-- begin Entries provided --

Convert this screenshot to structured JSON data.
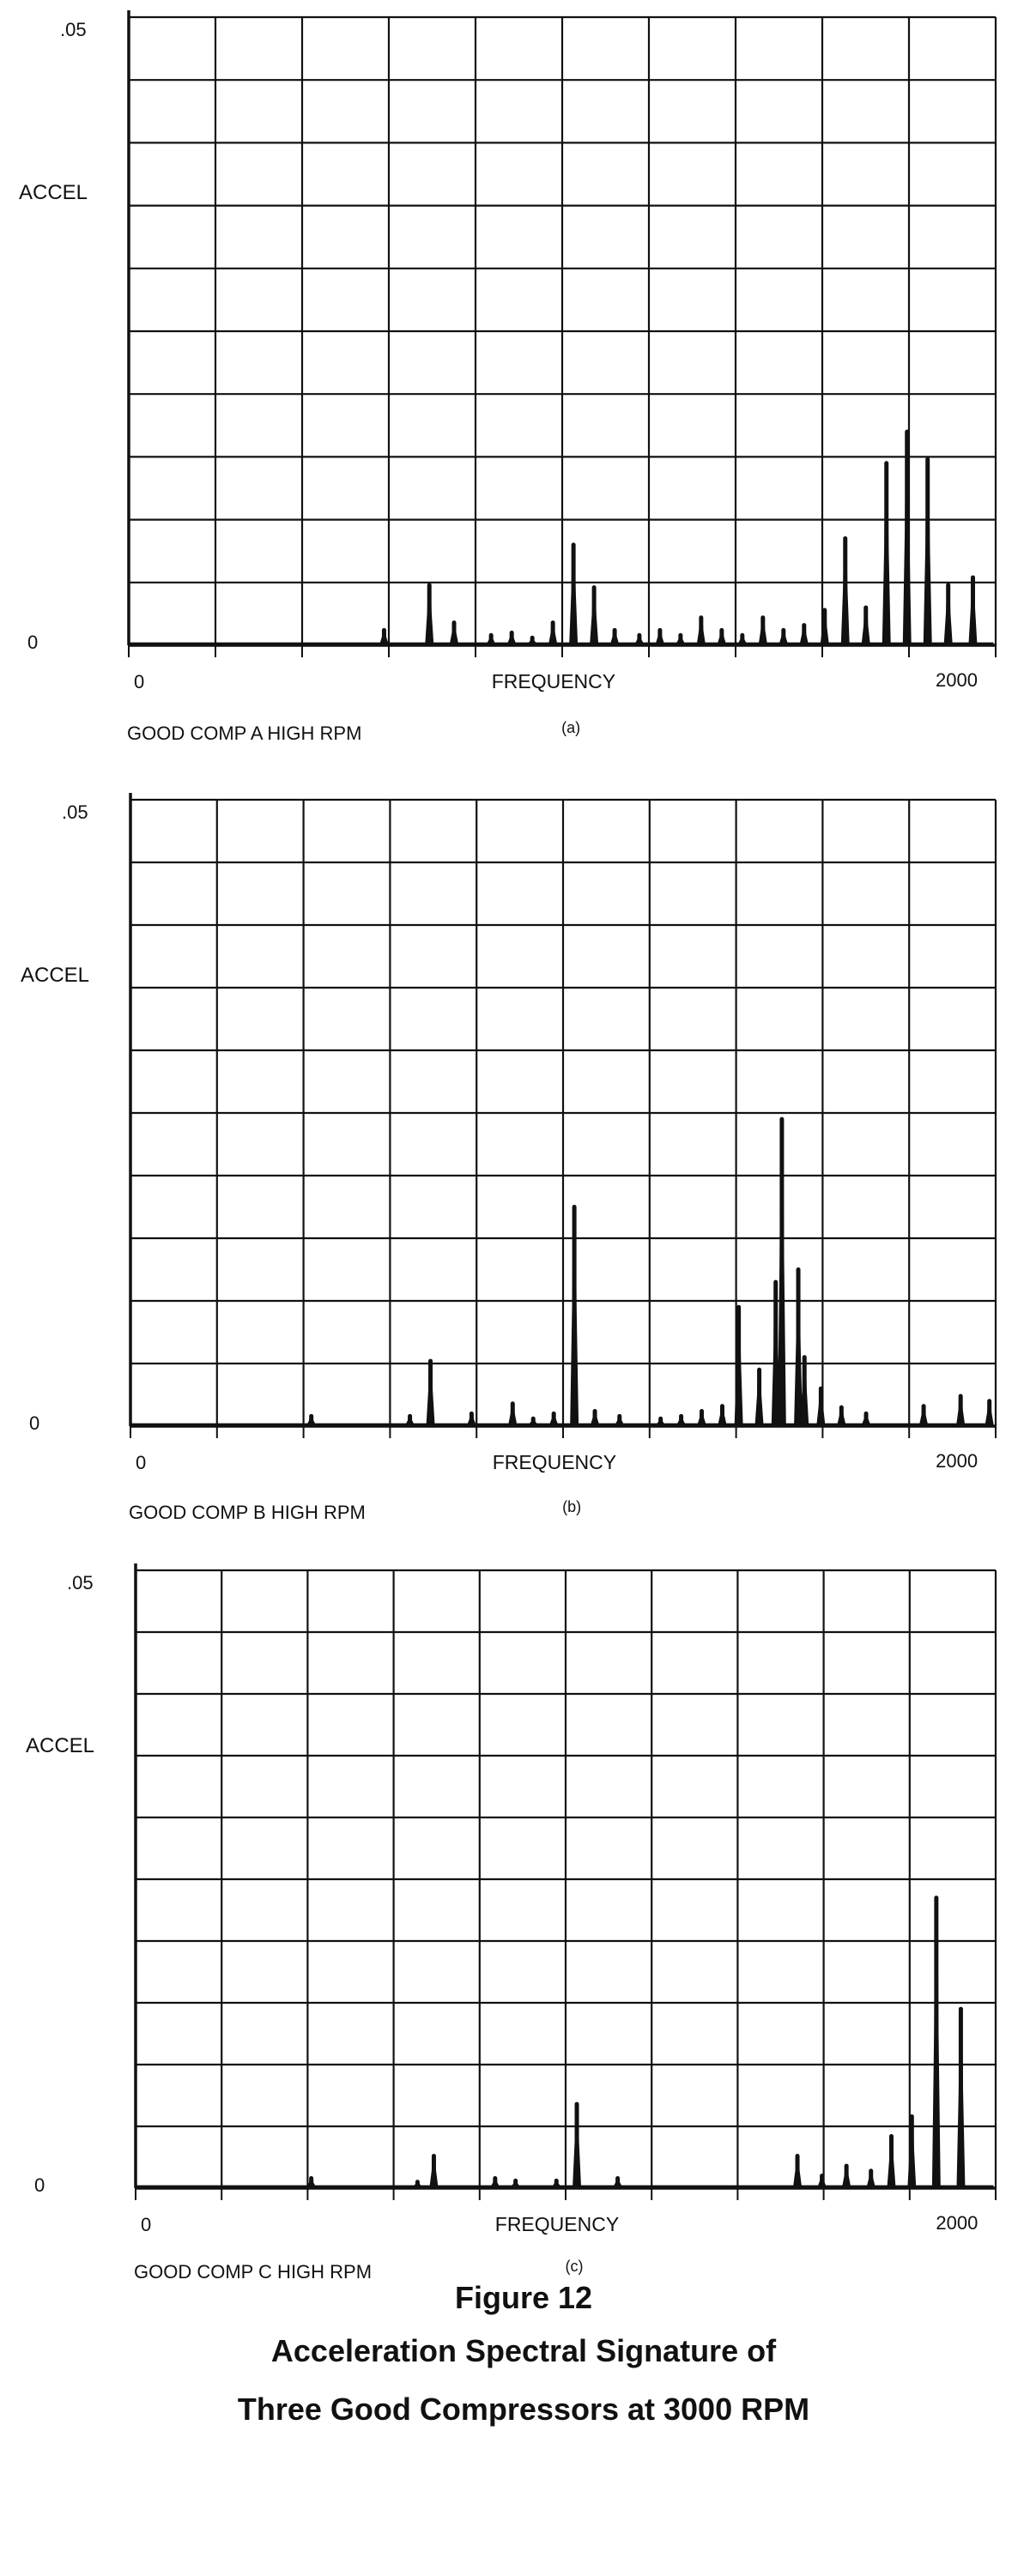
{
  "figure": {
    "number_label": "Figure 12",
    "title_line1": "Acceleration Spectral Signature of",
    "title_line2": "Three Good Compressors at 3000 RPM"
  },
  "colors": {
    "ink": "#111111",
    "background": "#ffffff"
  },
  "chart_data": [
    {
      "type": "line",
      "panel": "(a)",
      "title": "GOOD COMP A HIGH RPM",
      "xlabel": "FREQUENCY",
      "ylabel": "ACCEL",
      "xlim": [
        0,
        2000
      ],
      "ylim": [
        0,
        0.05
      ],
      "x_tick_labels": [
        "0",
        "2000"
      ],
      "y_tick_labels": [
        ".05",
        "0"
      ],
      "grid": true,
      "series": [
        {
          "peaks": [
            {
              "x": 620,
              "y": 0.0012
            },
            {
              "x": 730,
              "y": 0.0048
            },
            {
              "x": 790,
              "y": 0.0018
            },
            {
              "x": 880,
              "y": 0.0008
            },
            {
              "x": 930,
              "y": 0.001
            },
            {
              "x": 980,
              "y": 0.0006
            },
            {
              "x": 1030,
              "y": 0.0018
            },
            {
              "x": 1080,
              "y": 0.008
            },
            {
              "x": 1130,
              "y": 0.0046
            },
            {
              "x": 1180,
              "y": 0.0012
            },
            {
              "x": 1240,
              "y": 0.0008
            },
            {
              "x": 1290,
              "y": 0.0012
            },
            {
              "x": 1340,
              "y": 0.0008
            },
            {
              "x": 1390,
              "y": 0.0022
            },
            {
              "x": 1440,
              "y": 0.0012
            },
            {
              "x": 1490,
              "y": 0.0008
            },
            {
              "x": 1540,
              "y": 0.0022
            },
            {
              "x": 1590,
              "y": 0.0012
            },
            {
              "x": 1640,
              "y": 0.0016
            },
            {
              "x": 1690,
              "y": 0.0028
            },
            {
              "x": 1740,
              "y": 0.0085
            },
            {
              "x": 1790,
              "y": 0.003
            },
            {
              "x": 1840,
              "y": 0.0145
            },
            {
              "x": 1890,
              "y": 0.017
            },
            {
              "x": 1940,
              "y": 0.0148
            },
            {
              "x": 1990,
              "y": 0.0048
            },
            {
              "x": 2050,
              "y": 0.0054
            }
          ]
        }
      ]
    },
    {
      "type": "line",
      "panel": "(b)",
      "title": "GOOD COMP B HIGH RPM",
      "xlabel": "FREQUENCY",
      "ylabel": "ACCEL",
      "xlim": [
        0,
        2000
      ],
      "ylim": [
        0,
        0.05
      ],
      "x_tick_labels": [
        "0",
        "2000"
      ],
      "y_tick_labels": [
        ".05",
        "0"
      ],
      "grid": true,
      "series": [
        {
          "peaks": [
            {
              "x": 440,
              "y": 0.0008
            },
            {
              "x": 680,
              "y": 0.0008
            },
            {
              "x": 730,
              "y": 0.0052
            },
            {
              "x": 830,
              "y": 0.001
            },
            {
              "x": 930,
              "y": 0.0018
            },
            {
              "x": 980,
              "y": 0.0006
            },
            {
              "x": 1030,
              "y": 0.001
            },
            {
              "x": 1080,
              "y": 0.0175
            },
            {
              "x": 1130,
              "y": 0.0012
            },
            {
              "x": 1190,
              "y": 0.0008
            },
            {
              "x": 1290,
              "y": 0.0006
            },
            {
              "x": 1340,
              "y": 0.0008
            },
            {
              "x": 1390,
              "y": 0.0012
            },
            {
              "x": 1440,
              "y": 0.0016
            },
            {
              "x": 1480,
              "y": 0.0095
            },
            {
              "x": 1530,
              "y": 0.0045
            },
            {
              "x": 1570,
              "y": 0.0115
            },
            {
              "x": 1585,
              "y": 0.0245
            },
            {
              "x": 1625,
              "y": 0.0125
            },
            {
              "x": 1640,
              "y": 0.0055
            },
            {
              "x": 1680,
              "y": 0.003
            },
            {
              "x": 1730,
              "y": 0.0015
            },
            {
              "x": 1790,
              "y": 0.001
            },
            {
              "x": 1930,
              "y": 0.0016
            },
            {
              "x": 2020,
              "y": 0.0024
            },
            {
              "x": 2090,
              "y": 0.002
            }
          ]
        }
      ]
    },
    {
      "type": "line",
      "panel": "(c)",
      "title": "GOOD COMP C HIGH RPM",
      "xlabel": "FREQUENCY",
      "ylabel": "ACCEL",
      "xlim": [
        0,
        2000
      ],
      "ylim": [
        0,
        0.05
      ],
      "x_tick_labels": [
        "0",
        "2000"
      ],
      "y_tick_labels": [
        ".05",
        "0"
      ],
      "grid": true,
      "series": [
        {
          "peaks": [
            {
              "x": 430,
              "y": 0.0008
            },
            {
              "x": 690,
              "y": 0.0005
            },
            {
              "x": 730,
              "y": 0.0026
            },
            {
              "x": 880,
              "y": 0.0008
            },
            {
              "x": 930,
              "y": 0.0006
            },
            {
              "x": 1030,
              "y": 0.0006
            },
            {
              "x": 1080,
              "y": 0.0068
            },
            {
              "x": 1180,
              "y": 0.0008
            },
            {
              "x": 1620,
              "y": 0.0026
            },
            {
              "x": 1680,
              "y": 0.001
            },
            {
              "x": 1740,
              "y": 0.0018
            },
            {
              "x": 1800,
              "y": 0.0014
            },
            {
              "x": 1850,
              "y": 0.0042
            },
            {
              "x": 1900,
              "y": 0.0058
            },
            {
              "x": 1960,
              "y": 0.0235
            },
            {
              "x": 2020,
              "y": 0.0145
            }
          ]
        }
      ]
    }
  ]
}
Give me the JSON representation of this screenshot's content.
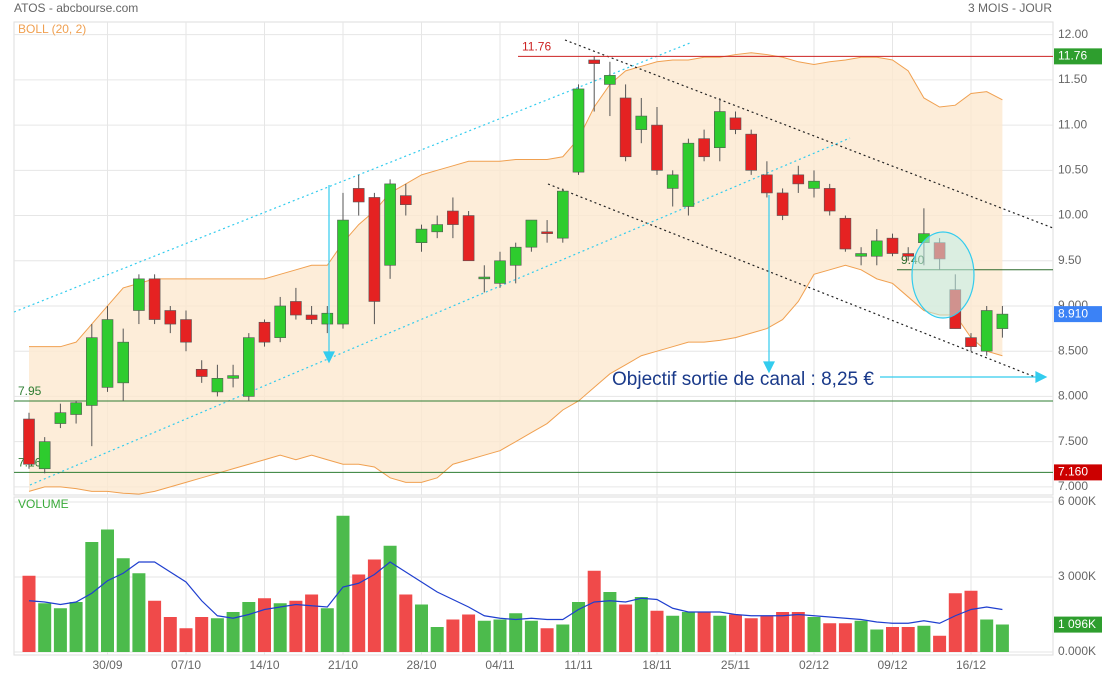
{
  "chart_data": {
    "type": "candlestick",
    "title": "ATOS - abcbourse.com",
    "period": "3 MOIS - JOUR",
    "indicator": "BOLL (20, 2)",
    "annotation": "Objectif sortie de canal : 8,25 €",
    "categories": [
      null,
      null,
      null,
      null,
      null,
      "30/09",
      null,
      null,
      null,
      null,
      "07/10",
      null,
      null,
      null,
      null,
      "14/10",
      null,
      null,
      null,
      null,
      "21/10",
      null,
      null,
      null,
      null,
      "28/10",
      null,
      null,
      null,
      null,
      "04/11",
      null,
      null,
      null,
      null,
      "11/11",
      null,
      null,
      null,
      null,
      "18/11",
      null,
      null,
      null,
      null,
      "25/11",
      null,
      null,
      null,
      null,
      "02/12",
      null,
      null,
      null,
      null,
      "09/12",
      null,
      null,
      null,
      null,
      "16/12",
      null,
      null
    ],
    "open": [
      7.75,
      7.2,
      7.7,
      7.8,
      7.9,
      8.1,
      8.15,
      8.95,
      9.3,
      8.95,
      8.85,
      8.3,
      8.05,
      8.2,
      8.0,
      8.82,
      8.65,
      9.05,
      8.9,
      8.8,
      8.8,
      10.3,
      10.2,
      9.45,
      10.22,
      9.7,
      9.82,
      10.05,
      10.0,
      9.3,
      9.25,
      9.45,
      9.65,
      9.82,
      9.75,
      10.48,
      11.72,
      11.45,
      11.3,
      10.95,
      11.0,
      10.3,
      10.1,
      10.85,
      10.75,
      11.08,
      10.9,
      10.45,
      10.25,
      10.45,
      10.3,
      10.3,
      9.97,
      9.55,
      9.55,
      9.75,
      9.58,
      9.7,
      9.7,
      9.18,
      8.65,
      8.5,
      8.75
    ],
    "high": [
      7.82,
      7.55,
      7.92,
      7.95,
      8.8,
      9.0,
      8.75,
      9.35,
      9.35,
      9.0,
      8.95,
      8.4,
      8.35,
      8.35,
      8.7,
      8.85,
      9.1,
      9.2,
      9.0,
      9.0,
      10.25,
      10.45,
      10.25,
      10.4,
      10.35,
      9.9,
      10.0,
      10.2,
      10.05,
      9.45,
      9.6,
      9.7,
      9.95,
      9.95,
      10.3,
      11.45,
      11.76,
      11.7,
      11.45,
      11.3,
      11.2,
      10.5,
      10.85,
      10.95,
      11.3,
      11.15,
      10.95,
      10.6,
      10.3,
      10.55,
      10.5,
      10.35,
      10.0,
      9.65,
      9.85,
      9.8,
      9.65,
      10.08,
      9.75,
      9.35,
      8.7,
      9.0,
      9.0
    ],
    "low": [
      7.2,
      7.15,
      7.65,
      7.7,
      7.45,
      8.05,
      7.95,
      8.8,
      8.8,
      8.7,
      8.5,
      8.15,
      8.0,
      8.1,
      7.95,
      8.55,
      8.6,
      8.85,
      8.8,
      8.7,
      8.75,
      10.0,
      8.8,
      9.3,
      10.0,
      9.6,
      9.75,
      9.75,
      9.5,
      9.15,
      9.2,
      9.25,
      9.6,
      9.7,
      9.7,
      10.45,
      11.15,
      11.1,
      10.6,
      10.8,
      10.45,
      10.1,
      10.0,
      10.6,
      10.6,
      10.9,
      10.45,
      10.2,
      9.95,
      10.25,
      10.2,
      10.0,
      9.6,
      9.45,
      9.45,
      9.55,
      9.5,
      9.45,
      9.4,
      8.75,
      8.5,
      8.45,
      8.65
    ],
    "close": [
      7.25,
      7.5,
      7.82,
      7.93,
      8.65,
      8.85,
      8.6,
      9.3,
      8.85,
      8.8,
      8.6,
      8.22,
      8.2,
      8.23,
      8.65,
      8.6,
      9.0,
      8.9,
      8.85,
      8.92,
      9.95,
      10.15,
      9.05,
      10.35,
      10.12,
      9.85,
      9.9,
      9.9,
      9.5,
      9.32,
      9.5,
      9.65,
      9.95,
      9.8,
      10.27,
      11.4,
      11.68,
      11.55,
      10.65,
      11.1,
      10.5,
      10.45,
      10.8,
      10.65,
      11.15,
      10.95,
      10.5,
      10.25,
      10.0,
      10.35,
      10.38,
      10.05,
      9.63,
      9.58,
      9.72,
      9.58,
      9.55,
      9.8,
      9.52,
      8.75,
      8.55,
      8.95,
      8.91
    ],
    "up_color": "#2ecc2e",
    "down_color": "#e52222",
    "bollinger": {
      "color": "#f0a050",
      "fill": "#fde8d0",
      "upper": [
        8.55,
        8.55,
        8.55,
        8.6,
        8.8,
        9.0,
        9.2,
        9.25,
        9.3,
        9.3,
        9.3,
        9.3,
        9.3,
        9.3,
        9.3,
        9.3,
        9.35,
        9.4,
        9.45,
        9.45,
        9.7,
        9.9,
        10.05,
        10.25,
        10.35,
        10.45,
        10.5,
        10.55,
        10.6,
        10.6,
        10.6,
        10.62,
        10.62,
        10.62,
        10.65,
        10.85,
        11.2,
        11.45,
        11.6,
        11.65,
        11.7,
        11.72,
        11.72,
        11.75,
        11.75,
        11.78,
        11.8,
        11.78,
        11.75,
        11.7,
        11.67,
        11.7,
        11.72,
        11.75,
        11.75,
        11.72,
        11.6,
        11.3,
        11.2,
        11.22,
        11.35,
        11.37,
        11.28
      ],
      "lower": [
        6.95,
        7.0,
        7.0,
        6.98,
        6.95,
        6.95,
        6.93,
        6.92,
        6.95,
        7.0,
        7.05,
        7.1,
        7.15,
        7.2,
        7.25,
        7.3,
        7.35,
        7.3,
        7.35,
        7.3,
        7.25,
        7.25,
        7.22,
        7.1,
        7.05,
        7.05,
        7.1,
        7.25,
        7.3,
        7.35,
        7.4,
        7.5,
        7.6,
        7.7,
        7.85,
        7.95,
        8.1,
        8.25,
        8.35,
        8.45,
        8.5,
        8.55,
        8.6,
        8.6,
        8.62,
        8.65,
        8.7,
        8.75,
        8.85,
        9.05,
        9.35,
        9.4,
        9.45,
        9.4,
        9.3,
        9.25,
        9.1,
        8.95,
        8.9,
        8.9,
        8.65,
        8.5,
        8.45
      ]
    },
    "ylim": [
      6.91,
      12.14
    ],
    "yticks": [
      {
        "value": 12,
        "label": "12.00"
      },
      {
        "value": 11.5,
        "label": "11.50"
      },
      {
        "value": 11,
        "label": "11.00"
      },
      {
        "value": 10.5,
        "label": "10.50"
      },
      {
        "value": 10,
        "label": "10.00"
      },
      {
        "value": 9.5,
        "label": "9.50"
      },
      {
        "value": 9,
        "label": "9.000"
      },
      {
        "value": 8.5,
        "label": "8.500"
      },
      {
        "value": 8,
        "label": "8.000"
      },
      {
        "value": 7.5,
        "label": "7.500"
      },
      {
        "value": 7,
        "label": "7.000"
      }
    ],
    "grid": true,
    "levels": [
      {
        "value": 11.76,
        "label": "11.76",
        "color": "#cc2222"
      },
      {
        "value": 7.95,
        "label": "7.95",
        "color": "#2e7d32"
      },
      {
        "value": 7.16,
        "label": "7.16",
        "color": "#2e7d32"
      },
      {
        "value": 9.4,
        "label": "9.40",
        "color": "#2e6b2e"
      }
    ],
    "markers": [
      {
        "value": 11.76,
        "label": "11.76",
        "color": "#2e9e2e"
      },
      {
        "value": 8.91,
        "label": "8.910",
        "color": "#3b82f6"
      },
      {
        "value": 7.16,
        "label": "7.160",
        "color": "#cc0000"
      }
    ],
    "volume": {
      "title": "VOLUME",
      "values": [
        3050,
        1950,
        1750,
        2000,
        4400,
        4900,
        3750,
        3150,
        2050,
        1400,
        950,
        1400,
        1350,
        1600,
        2000,
        2150,
        1950,
        2050,
        2300,
        1750,
        5450,
        3100,
        3700,
        4250,
        2300,
        1900,
        1000,
        1300,
        1500,
        1250,
        1300,
        1550,
        1250,
        950,
        1100,
        2000,
        3250,
        2400,
        1900,
        2200,
        1650,
        1450,
        1600,
        1600,
        1450,
        1500,
        1350,
        1450,
        1600,
        1600,
        1400,
        1150,
        1150,
        1250,
        900,
        1000,
        1000,
        1050,
        650,
        2350,
        2450,
        1300,
        1100
      ],
      "ma": [
        2050,
        2000,
        1900,
        2000,
        2350,
        2850,
        3150,
        3600,
        3600,
        3200,
        2800,
        2050,
        1450,
        1350,
        1500,
        1700,
        1800,
        1900,
        1850,
        1800,
        2600,
        2750,
        3100,
        3600,
        3200,
        2800,
        2400,
        2100,
        1800,
        1450,
        1350,
        1300,
        1350,
        1300,
        1300,
        1700,
        2000,
        2050,
        2000,
        2150,
        2100,
        1750,
        1600,
        1600,
        1600,
        1500,
        1450,
        1450,
        1450,
        1500,
        1450,
        1400,
        1350,
        1300,
        1200,
        1150,
        1150,
        1250,
        1150,
        1450,
        1700,
        1800,
        1700
      ],
      "ma_color": "#1f3fcf",
      "up_color": "#4cbb4c",
      "down_color": "#f04a4a",
      "ylim": [
        0,
        6000
      ],
      "yticks": [
        {
          "value": 6000,
          "label": "6 000K"
        },
        {
          "value": 3000,
          "label": "3 000K"
        },
        {
          "value": 0,
          "label": "0.000K"
        }
      ],
      "marker": {
        "value": 1096,
        "label": "1 096K",
        "color": "#2e9e2e"
      }
    }
  }
}
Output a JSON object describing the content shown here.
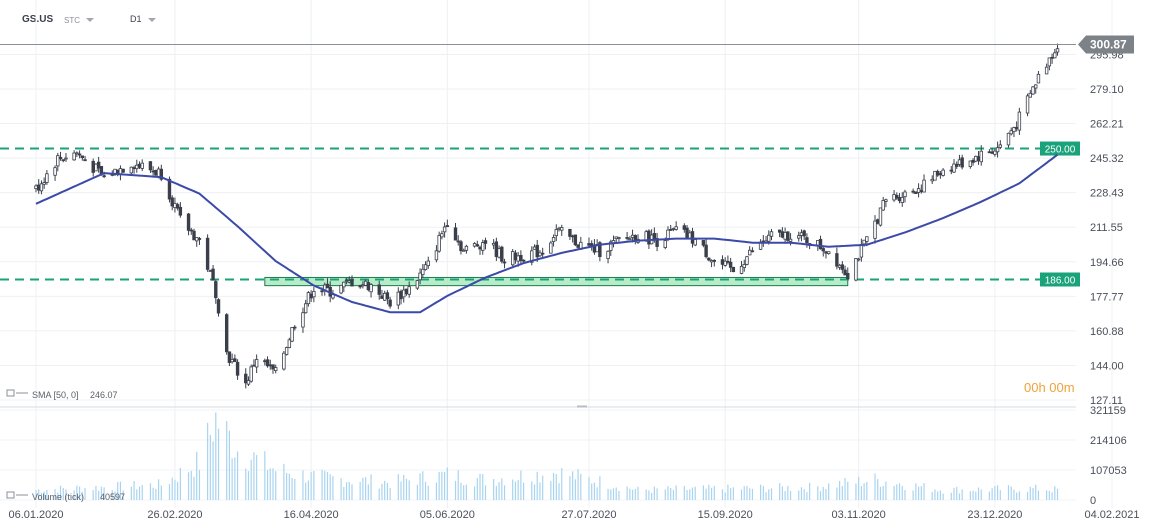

-- end Entries provided --

(Do this): Above are the records. Identify each line that contains the word "JSON".

(Result for this task):
Convert this screenshot to structured JSON data.
Give me the JSON representation of this screenshot's content.
Output a JSON object describing the content shown here.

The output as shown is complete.